[Stated exercise]: Collect each line holding the string "SDTVAR".

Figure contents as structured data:
■ ■ ■ ■ ■

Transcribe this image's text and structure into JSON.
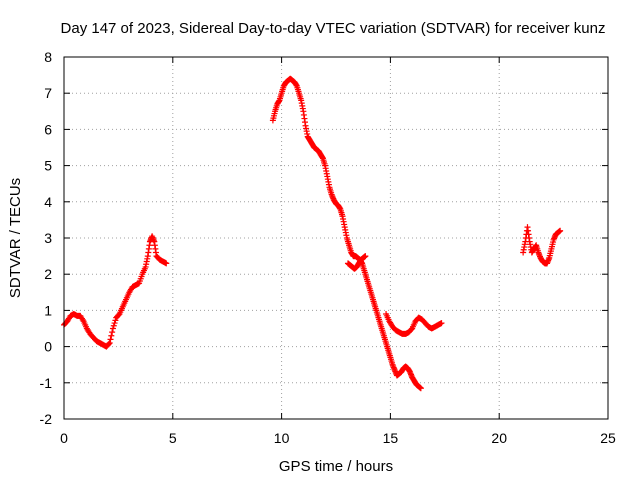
{
  "chart_data": {
    "type": "scatter",
    "title": "Day 147 of 2023, Sidereal Day-to-day VTEC variation (SDTVAR) for receiver kunz",
    "xlabel": "GPS time / hours",
    "ylabel": "SDTVAR / TECUs",
    "xlim": [
      0,
      25
    ],
    "ylim": [
      -2,
      8
    ],
    "xticks": [
      0,
      5,
      10,
      15,
      20,
      25
    ],
    "yticks": [
      -2,
      -1,
      0,
      1,
      2,
      3,
      4,
      5,
      6,
      7,
      8
    ],
    "grid": true,
    "legend": "none",
    "marker": "+",
    "series_color": "#ff0000",
    "series": [
      {
        "x": [
          0.0,
          0.15,
          0.3,
          0.45,
          0.6,
          0.75,
          0.9,
          1.05,
          1.2,
          1.35,
          1.5,
          1.65,
          1.8,
          1.95,
          2.1,
          2.25,
          2.4,
          2.55,
          2.7,
          2.85,
          3.0,
          3.15,
          3.3,
          3.45,
          3.6,
          3.75,
          3.85,
          3.95,
          4.05,
          4.15,
          4.25,
          4.4,
          4.55,
          4.7
        ],
        "y": [
          0.6,
          0.7,
          0.85,
          0.9,
          0.85,
          0.85,
          0.7,
          0.5,
          0.35,
          0.25,
          0.15,
          0.1,
          0.05,
          0.0,
          0.1,
          0.5,
          0.8,
          0.9,
          1.1,
          1.3,
          1.5,
          1.65,
          1.7,
          1.75,
          2.0,
          2.2,
          2.5,
          2.9,
          3.05,
          2.9,
          2.5,
          2.4,
          2.35,
          2.3
        ]
      },
      {
        "x": [
          9.6,
          9.7,
          9.8,
          9.9,
          10.0,
          10.1,
          10.2,
          10.3,
          10.4,
          10.5,
          10.6,
          10.7,
          10.8,
          10.9,
          11.0,
          11.1,
          11.2,
          11.3,
          11.4,
          11.5,
          11.6,
          11.7,
          11.8,
          11.9,
          12.0,
          12.1,
          12.2,
          12.3,
          12.4,
          12.5,
          12.6,
          12.7,
          12.8,
          12.9,
          13.0,
          13.1,
          13.2,
          13.3,
          13.4,
          13.5,
          13.6,
          13.7,
          13.8,
          13.9,
          14.0,
          14.1,
          14.2,
          14.3,
          14.4,
          14.5,
          14.6,
          14.7,
          14.8,
          14.9,
          15.0,
          15.1,
          15.2,
          15.3,
          15.4,
          15.5,
          15.6,
          15.7,
          15.8,
          15.9,
          16.0,
          16.1,
          16.2,
          16.3,
          16.4
        ],
        "y": [
          6.25,
          6.5,
          6.7,
          6.8,
          7.0,
          7.2,
          7.3,
          7.35,
          7.4,
          7.35,
          7.3,
          7.2,
          7.0,
          6.8,
          6.5,
          6.1,
          5.8,
          5.7,
          5.6,
          5.5,
          5.45,
          5.4,
          5.3,
          5.2,
          5.0,
          4.7,
          4.4,
          4.2,
          4.05,
          3.95,
          3.9,
          3.8,
          3.6,
          3.3,
          3.0,
          2.8,
          2.6,
          2.5,
          2.5,
          2.45,
          2.4,
          2.3,
          2.1,
          1.9,
          1.7,
          1.5,
          1.3,
          1.1,
          0.9,
          0.7,
          0.5,
          0.3,
          0.1,
          -0.1,
          -0.3,
          -0.5,
          -0.65,
          -0.8,
          -0.75,
          -0.7,
          -0.6,
          -0.55,
          -0.6,
          -0.7,
          -0.85,
          -0.95,
          -1.05,
          -1.1,
          -1.15
        ]
      },
      {
        "x": [
          13.05,
          13.15,
          13.25,
          13.35,
          13.45,
          13.55,
          13.65,
          13.75,
          13.85
        ],
        "y": [
          2.3,
          2.25,
          2.2,
          2.15,
          2.2,
          2.3,
          2.4,
          2.45,
          2.5
        ]
      },
      {
        "x": [
          14.8,
          14.95,
          15.1,
          15.25,
          15.4,
          15.55,
          15.7,
          15.85,
          16.0,
          16.15,
          16.3,
          16.45,
          16.6,
          16.75,
          16.9,
          17.05,
          17.2,
          17.35
        ],
        "y": [
          0.9,
          0.7,
          0.55,
          0.45,
          0.4,
          0.35,
          0.35,
          0.4,
          0.5,
          0.7,
          0.8,
          0.75,
          0.65,
          0.55,
          0.5,
          0.55,
          0.6,
          0.65
        ]
      },
      {
        "x": [
          21.1,
          21.2,
          21.3,
          21.4,
          21.5,
          21.6,
          21.7,
          21.8,
          21.9,
          22.0,
          22.1,
          22.2,
          22.3,
          22.4,
          22.5,
          22.6,
          22.7,
          22.8
        ],
        "y": [
          2.6,
          2.9,
          3.3,
          2.9,
          2.6,
          2.7,
          2.8,
          2.6,
          2.45,
          2.35,
          2.3,
          2.3,
          2.45,
          2.7,
          2.95,
          3.1,
          3.15,
          3.2
        ]
      }
    ]
  }
}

■ ■ ■ ■ ■

[Complete answer]:
    "title": "Day 147 of 2023, Sidereal Day-to-day VTEC variation (SDTVAR) for receiver kunz",
    "ylabel": "SDTVAR / TECUs",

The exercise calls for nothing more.